● What is being asked:
Would you output the lines from the one with "Convert this document image to plain text." through the last line of the material below, exactly, but without pictures?

***** Data listing *****

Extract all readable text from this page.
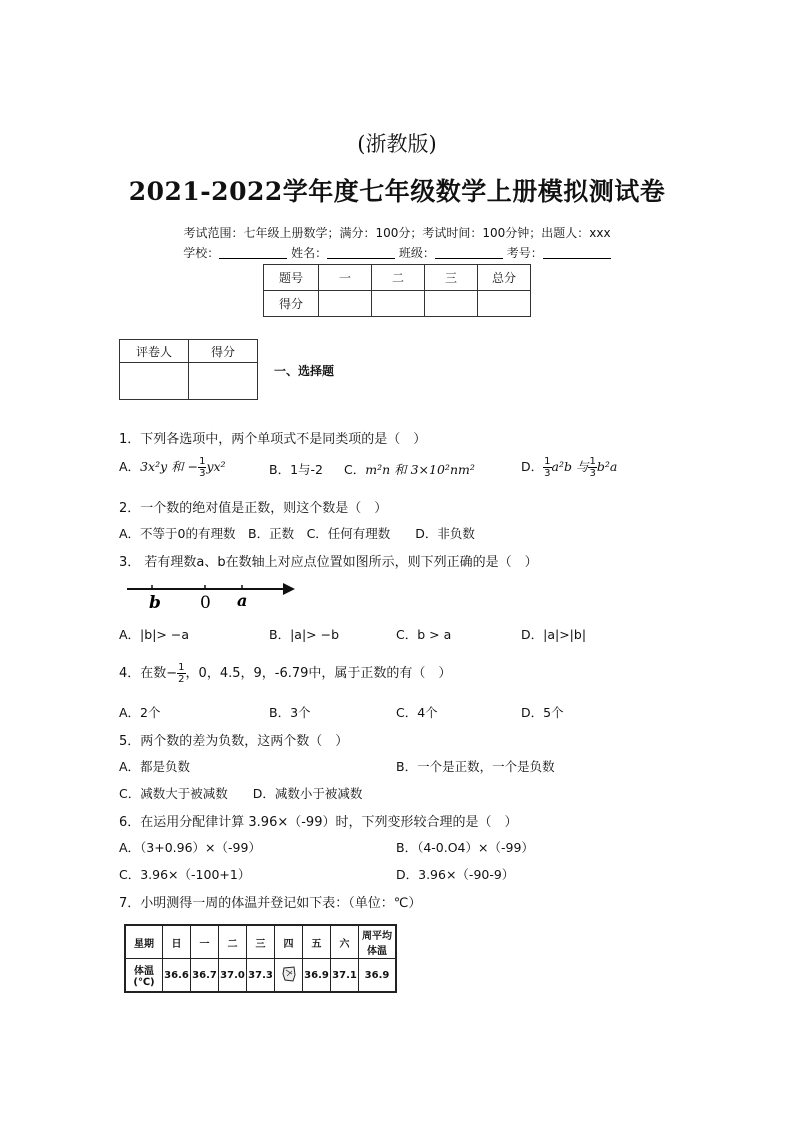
(浙教版)
2021-2022学年度七年级数学上册模拟测试卷
考试范围：七年级上册数学；满分：100分；考试时间：100分钟；出题人：xxx
学校：	姓名：	班级：	考号：
题号	一	二	三	总分
得分				
评卷人	得分

一、选择题
1．下列各选项中，两个单项式不是同类项的是（　）
A．3x²y 和 − $\frac{1}{3} yx^2$	B．1与-2 C．m²n 和 3×10²nm²	D． $\frac{1}{3} a^2b$ 与 $\frac{1}{3} b^2a$
2．一个数的绝对值是正数，则这个数是（　）
A．不等于0的有理数　B．正数　C．任何有理数　　D．非负数
3． 若有理数a、b在数轴上对应点位置如图所示，则下列正确的是（　）
b 0 a
A．|b|> −a	B．|a|> −b	C．b > a	D．|a|>|b|
4．在数− $\frac{1}{2}$ ，0，4.5，9，-6.79中，属于正数的有（　）
A．2个	B．3个	C．4个	D．5个
5．两个数的差为负数，这两个数（　）
A．都是负数	B．一个是正数，一个是负数
C．减数大于被减数　　D．减数小于被减数
6．在运用分配律计算 3.96×（-99）时，下列变形较合理的是（　）
A．（3+0.96）×（-99）	B．（4-0.O4）×（-99）
C．3.96×（-100+1）	D．3.96×（-90-9）
7．小明测得一周的体温并登记如下表：（单位：℃）
星期	日	一	二	三	四	五	六	周平均体温
体温(℃)	36.6	36.7	37.0	37.3		36.9	37.1	36.9
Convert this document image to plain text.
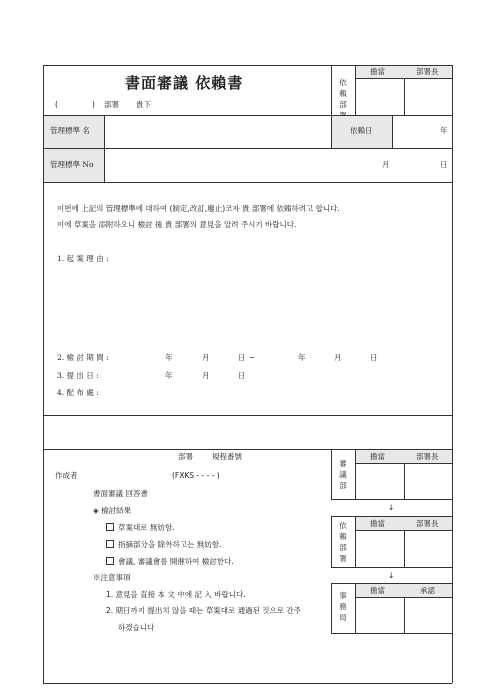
書面審議 依賴書
(	) 部署 貴下
依賴部
擔當	部署長
管理標準 名	依賴日	年
管理標準 No	月	日
이번에 上記의 管理標準에 대하여 (制定,改訂,廢止)코자 貴 部署에 依賴하려고 합니다.
이에 草案을 添附하오니 檢討 後 貴 部署의 意見을 알려 주시기 바랍니다.
1. 起 案 理 由 :
2. 檢 討 期 間 :	年	月	日 ~	年	月	日
3. 提 出 日 :	年	月	日
4. 配 布 處 :
部署	規程番號
作成者	(FXKS - - - - )
書面審議 回答書
◈ 檢討結果
草案대로 無妨함.
指摘部分을 除外하고는 無妨함.
會議, 審議會를 開催하여 檢討한다.
※注意事項
1. 意見을 直接 本 文 中에 記 入 바랍니다.
2. 期日까지 提出치 않을 때는 草案대로 通過된 것으로 간주
하겠습니다
審議部
擔當	部署長
↓
依賴部署
擔當	部署長
↓
事務局
擔當	承認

*****

● Response for this exercise:
Convert this document image to plain text.
書面審議 依賴書
(	) 部署 貴下
依賴部
擔當	部署長
管理標準 名	依賴日	年
管理標準 No	月	日
이번에 上記의 管理標準에 대하여 (制定,改訂,廢止)코자 貴 部署에 依賴하려고 합니다.
이에 草案을 添附하오니 檢討 後 貴 部署의 意見을 알려 주시기 바랍니다.
1. 起 案 理 由 :
2. 檢 討 期 間 :	年	月	日 ~	年	月	日
3. 提 出 日 :	年	月	日
4. 配 布 處 :
部署	規程番號
作成者	(FXKS - - - - )
書面審議 回答書
◈ 檢討結果
草案대로 無妨함.
指摘部分을 除外하고는 無妨함.
會議, 審議會를 開催하여 檢討한다.
※注意事項
1. 意見을 直接 本 文 中에 記 入 바랍니다.
2. 期日까지 提出치 않을 때는 草案대로 通過된 것으로 간주
하겠습니다
審議部
擔當	部署長
↓
依賴部署
擔當	部署長
↓
事務局
擔當	承認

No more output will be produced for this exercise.